§ **Stated task**: Restate, word for word, all of the material shown below.

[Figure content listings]
——
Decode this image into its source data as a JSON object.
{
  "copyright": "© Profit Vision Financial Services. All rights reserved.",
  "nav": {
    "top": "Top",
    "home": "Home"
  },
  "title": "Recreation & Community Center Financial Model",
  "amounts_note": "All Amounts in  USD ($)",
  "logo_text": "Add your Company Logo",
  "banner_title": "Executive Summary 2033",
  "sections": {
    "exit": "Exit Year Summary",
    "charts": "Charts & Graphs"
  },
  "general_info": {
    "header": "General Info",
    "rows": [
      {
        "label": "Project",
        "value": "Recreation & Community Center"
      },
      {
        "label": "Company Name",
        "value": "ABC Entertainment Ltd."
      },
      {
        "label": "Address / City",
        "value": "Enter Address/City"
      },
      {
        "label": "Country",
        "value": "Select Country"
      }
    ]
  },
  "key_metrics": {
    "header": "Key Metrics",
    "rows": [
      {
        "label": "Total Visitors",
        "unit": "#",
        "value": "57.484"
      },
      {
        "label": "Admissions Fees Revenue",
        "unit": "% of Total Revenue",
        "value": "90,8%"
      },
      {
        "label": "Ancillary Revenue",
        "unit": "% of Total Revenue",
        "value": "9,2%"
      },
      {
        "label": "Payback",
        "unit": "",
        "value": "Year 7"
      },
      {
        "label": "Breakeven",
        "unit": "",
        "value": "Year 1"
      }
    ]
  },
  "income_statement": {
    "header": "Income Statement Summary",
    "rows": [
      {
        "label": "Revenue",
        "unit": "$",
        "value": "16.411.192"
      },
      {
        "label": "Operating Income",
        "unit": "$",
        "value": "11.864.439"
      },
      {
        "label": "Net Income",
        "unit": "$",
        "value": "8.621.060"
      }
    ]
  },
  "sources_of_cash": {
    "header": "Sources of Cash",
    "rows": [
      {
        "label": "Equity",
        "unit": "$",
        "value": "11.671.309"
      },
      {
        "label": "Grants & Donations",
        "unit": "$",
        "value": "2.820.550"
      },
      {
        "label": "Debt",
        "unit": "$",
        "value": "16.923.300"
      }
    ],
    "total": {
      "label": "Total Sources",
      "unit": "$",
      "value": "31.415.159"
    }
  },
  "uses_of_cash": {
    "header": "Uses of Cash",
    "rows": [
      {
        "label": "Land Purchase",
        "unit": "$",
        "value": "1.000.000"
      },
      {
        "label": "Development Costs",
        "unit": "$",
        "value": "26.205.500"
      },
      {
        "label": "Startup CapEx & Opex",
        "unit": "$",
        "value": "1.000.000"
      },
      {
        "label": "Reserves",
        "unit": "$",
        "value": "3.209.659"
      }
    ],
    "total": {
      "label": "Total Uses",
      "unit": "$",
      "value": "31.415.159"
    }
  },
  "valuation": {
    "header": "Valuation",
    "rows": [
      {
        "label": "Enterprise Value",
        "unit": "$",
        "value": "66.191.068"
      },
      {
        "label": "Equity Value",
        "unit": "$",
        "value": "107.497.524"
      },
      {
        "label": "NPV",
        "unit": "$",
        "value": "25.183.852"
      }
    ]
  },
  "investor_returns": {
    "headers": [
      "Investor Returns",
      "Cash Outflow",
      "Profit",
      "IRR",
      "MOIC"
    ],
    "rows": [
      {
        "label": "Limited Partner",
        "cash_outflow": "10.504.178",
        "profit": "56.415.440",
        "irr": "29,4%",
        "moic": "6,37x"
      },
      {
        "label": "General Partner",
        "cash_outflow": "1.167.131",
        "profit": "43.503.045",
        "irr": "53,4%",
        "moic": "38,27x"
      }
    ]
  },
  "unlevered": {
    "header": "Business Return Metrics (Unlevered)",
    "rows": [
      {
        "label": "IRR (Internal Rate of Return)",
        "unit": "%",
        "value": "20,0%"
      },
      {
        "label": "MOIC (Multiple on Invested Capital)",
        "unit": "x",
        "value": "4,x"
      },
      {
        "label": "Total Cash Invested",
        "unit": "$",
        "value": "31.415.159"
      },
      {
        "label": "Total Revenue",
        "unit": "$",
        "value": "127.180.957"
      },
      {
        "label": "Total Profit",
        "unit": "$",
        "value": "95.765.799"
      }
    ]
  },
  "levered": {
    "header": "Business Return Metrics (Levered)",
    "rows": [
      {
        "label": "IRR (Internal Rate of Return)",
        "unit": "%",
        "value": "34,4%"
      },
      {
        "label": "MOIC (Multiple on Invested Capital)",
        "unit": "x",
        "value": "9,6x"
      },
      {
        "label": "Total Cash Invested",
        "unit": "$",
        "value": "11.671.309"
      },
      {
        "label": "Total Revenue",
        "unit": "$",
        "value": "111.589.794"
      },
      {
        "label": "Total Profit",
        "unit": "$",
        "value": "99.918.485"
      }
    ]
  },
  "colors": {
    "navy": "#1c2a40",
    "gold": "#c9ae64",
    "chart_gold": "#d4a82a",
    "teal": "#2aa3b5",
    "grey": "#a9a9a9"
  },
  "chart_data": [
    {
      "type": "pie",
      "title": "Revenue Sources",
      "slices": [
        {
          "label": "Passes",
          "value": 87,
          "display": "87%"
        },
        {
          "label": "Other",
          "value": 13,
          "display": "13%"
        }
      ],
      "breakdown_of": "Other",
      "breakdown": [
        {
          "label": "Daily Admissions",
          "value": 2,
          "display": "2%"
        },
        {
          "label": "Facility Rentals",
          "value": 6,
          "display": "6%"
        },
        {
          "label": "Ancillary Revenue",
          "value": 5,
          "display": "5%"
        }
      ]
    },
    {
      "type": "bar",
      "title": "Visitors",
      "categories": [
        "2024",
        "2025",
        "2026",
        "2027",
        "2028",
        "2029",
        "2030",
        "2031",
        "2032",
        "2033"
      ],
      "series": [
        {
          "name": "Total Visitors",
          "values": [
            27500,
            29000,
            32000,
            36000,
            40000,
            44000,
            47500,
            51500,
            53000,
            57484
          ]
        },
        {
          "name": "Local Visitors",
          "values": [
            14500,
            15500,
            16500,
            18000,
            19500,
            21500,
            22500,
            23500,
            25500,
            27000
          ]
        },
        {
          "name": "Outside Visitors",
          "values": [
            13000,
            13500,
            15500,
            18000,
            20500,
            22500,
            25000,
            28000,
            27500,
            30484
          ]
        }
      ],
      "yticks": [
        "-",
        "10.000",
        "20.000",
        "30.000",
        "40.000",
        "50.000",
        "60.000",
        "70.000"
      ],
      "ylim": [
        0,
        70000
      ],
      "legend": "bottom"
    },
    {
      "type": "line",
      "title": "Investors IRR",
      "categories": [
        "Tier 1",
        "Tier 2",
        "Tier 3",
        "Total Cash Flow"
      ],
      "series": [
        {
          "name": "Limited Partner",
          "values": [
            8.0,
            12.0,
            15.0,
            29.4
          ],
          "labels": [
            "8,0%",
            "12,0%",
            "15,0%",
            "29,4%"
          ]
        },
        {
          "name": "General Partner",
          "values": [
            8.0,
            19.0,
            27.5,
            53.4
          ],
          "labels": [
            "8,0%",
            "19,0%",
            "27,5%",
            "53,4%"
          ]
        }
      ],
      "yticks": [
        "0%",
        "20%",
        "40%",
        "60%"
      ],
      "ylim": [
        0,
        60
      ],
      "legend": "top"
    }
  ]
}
——
§ **Response**:
Decode this image into its source data as a JSON object.
{
  "copyright": "© Profit Vision Financial Services. All rights reserved.",
  "nav": {
    "top": "Top",
    "home": "Home"
  },
  "title": "Recreation & Community Center Financial Model",
  "amounts_note": "All Amounts in  USD ($)",
  "logo_text": "Add your Company Logo",
  "banner_title": "Executive Summary 2033",
  "sections": {
    "exit": "Exit Year Summary",
    "charts": "Charts & Graphs"
  },
  "general_info": {
    "header": "General Info",
    "rows": [
      {
        "label": "Project",
        "value": "Recreation & Community Center"
      },
      {
        "label": "Company Name",
        "value": "ABC Entertainment Ltd."
      },
      {
        "label": "Address / City",
        "value": "Enter Address/City"
      },
      {
        "label": "Country",
        "value": "Select Country"
      }
    ]
  },
  "key_metrics": {
    "header": "Key Metrics",
    "rows": [
      {
        "label": "Total Visitors",
        "unit": "#",
        "value": "57.484"
      },
      {
        "label": "Admissions Fees Revenue",
        "unit": "% of Total Revenue",
        "value": "90,8%"
      },
      {
        "label": "Ancillary Revenue",
        "unit": "% of Total Revenue",
        "value": "9,2%"
      },
      {
        "label": "Payback",
        "unit": "",
        "value": "Year 7"
      },
      {
        "label": "Breakeven",
        "unit": "",
        "value": "Year 1"
      }
    ]
  },
  "income_statement": {
    "header": "Income Statement Summary",
    "rows": [
      {
        "label": "Revenue",
        "unit": "$",
        "value": "16.411.192"
      },
      {
        "label": "Operating Income",
        "unit": "$",
        "value": "11.864.439"
      },
      {
        "label": "Net Income",
        "unit": "$",
        "value": "8.621.060"
      }
    ]
  },
  "sources_of_cash": {
    "header": "Sources of Cash",
    "rows": [
      {
        "label": "Equity",
        "unit": "$",
        "value": "11.671.309"
      },
      {
        "label": "Grants & Donations",
        "unit": "$",
        "value": "2.820.550"
      },
      {
        "label": "Debt",
        "unit": "$",
        "value": "16.923.300"
      }
    ],
    "total": {
      "label": "Total Sources",
      "unit": "$",
      "value": "31.415.159"
    }
  },
  "uses_of_cash": {
    "header": "Uses of Cash",
    "rows": [
      {
        "label": "Land Purchase",
        "unit": "$",
        "value": "1.000.000"
      },
      {
        "label": "Development Costs",
        "unit": "$",
        "value": "26.205.500"
      },
      {
        "label": "Startup CapEx & Opex",
        "unit": "$",
        "value": "1.000.000"
      },
      {
        "label": "Reserves",
        "unit": "$",
        "value": "3.209.659"
      }
    ],
    "total": {
      "label": "Total Uses",
      "unit": "$",
      "value": "31.415.159"
    }
  },
  "valuation": {
    "header": "Valuation",
    "rows": [
      {
        "label": "Enterprise Value",
        "unit": "$",
        "value": "66.191.068"
      },
      {
        "label": "Equity Value",
        "unit": "$",
        "value": "107.497.524"
      },
      {
        "label": "NPV",
        "unit": "$",
        "value": "25.183.852"
      }
    ]
  },
  "investor_returns": {
    "headers": [
      "Investor Returns",
      "Cash Outflow",
      "Profit",
      "IRR",
      "MOIC"
    ],
    "rows": [
      {
        "label": "Limited Partner",
        "cash_outflow": "10.504.178",
        "profit": "56.415.440",
        "irr": "29,4%",
        "moic": "6,37x"
      },
      {
        "label": "General Partner",
        "cash_outflow": "1.167.131",
        "profit": "43.503.045",
        "irr": "53,4%",
        "moic": "38,27x"
      }
    ]
  },
  "unlevered": {
    "header": "Business Return Metrics (Unlevered)",
    "rows": [
      {
        "label": "IRR (Internal Rate of Return)",
        "unit": "%",
        "value": "20,0%"
      },
      {
        "label": "MOIC (Multiple on Invested Capital)",
        "unit": "x",
        "value": "4,x"
      },
      {
        "label": "Total Cash Invested",
        "unit": "$",
        "value": "31.415.159"
      },
      {
        "label": "Total Revenue",
        "unit": "$",
        "value": "127.180.957"
      },
      {
        "label": "Total Profit",
        "unit": "$",
        "value": "95.765.799"
      }
    ]
  },
  "levered": {
    "header": "Business Return Metrics (Levered)",
    "rows": [
      {
        "label": "IRR (Internal Rate of Return)",
        "unit": "%",
        "value": "34,4%"
      },
      {
        "label": "MOIC (Multiple on Invested Capital)",
        "unit": "x",
        "value": "9,6x"
      },
      {
        "label": "Total Cash Invested",
        "unit": "$",
        "value": "11.671.309"
      },
      {
        "label": "Total Revenue",
        "unit": "$",
        "value": "111.589.794"
      },
      {
        "label": "Total Profit",
        "unit": "$",
        "value": "99.918.485"
      }
    ]
  },
  "colors": {
    "navy": "#1c2a40",
    "gold": "#c9ae64",
    "chart_gold": "#d4a82a",
    "teal": "#2aa3b5",
    "grey": "#a9a9a9"
  },
  "chart_data": [
    {
      "type": "pie",
      "title": "Revenue Sources",
      "slices": [
        {
          "label": "Passes",
          "value": 87,
          "display": "87%"
        },
        {
          "label": "Other",
          "value": 13,
          "display": "13%"
        }
      ],
      "breakdown_of": "Other",
      "breakdown": [
        {
          "label": "Daily Admissions",
          "value": 2,
          "display": "2%"
        },
        {
          "label": "Facility Rentals",
          "value": 6,
          "display": "6%"
        },
        {
          "label": "Ancillary Revenue",
          "value": 5,
          "display": "5%"
        }
      ]
    },
    {
      "type": "bar",
      "title": "Visitors",
      "categories": [
        "2024",
        "2025",
        "2026",
        "2027",
        "2028",
        "2029",
        "2030",
        "2031",
        "2032",
        "2033"
      ],
      "series": [
        {
          "name": "Total Visitors",
          "values": [
            27500,
            29000,
            32000,
            36000,
            40000,
            44000,
            47500,
            51500,
            53000,
            57484
          ]
        },
        {
          "name": "Local Visitors",
          "values": [
            14500,
            15500,
            16500,
            18000,
            19500,
            21500,
            22500,
            23500,
            25500,
            27000
          ]
        },
        {
          "name": "Outside Visitors",
          "values": [
            13000,
            13500,
            15500,
            18000,
            20500,
            22500,
            25000,
            28000,
            27500,
            30484
          ]
        }
      ],
      "yticks": [
        "-",
        "10.000",
        "20.000",
        "30.000",
        "40.000",
        "50.000",
        "60.000",
        "70.000"
      ],
      "ylim": [
        0,
        70000
      ],
      "legend": "bottom"
    },
    {
      "type": "line",
      "title": "Investors IRR",
      "categories": [
        "Tier 1",
        "Tier 2",
        "Tier 3",
        "Total Cash Flow"
      ],
      "series": [
        {
          "name": "Limited Partner",
          "values": [
            8.0,
            12.0,
            15.0,
            29.4
          ],
          "labels": [
            "8,0%",
            "12,0%",
            "15,0%",
            "29,4%"
          ]
        },
        {
          "name": "General Partner",
          "values": [
            8.0,
            19.0,
            27.5,
            53.4
          ],
          "labels": [
            "8,0%",
            "19,0%",
            "27,5%",
            "53,4%"
          ]
        }
      ],
      "yticks": [
        "0%",
        "20%",
        "40%",
        "60%"
      ],
      "ylim": [
        0,
        60
      ],
      "legend": "top"
    }
  ]
}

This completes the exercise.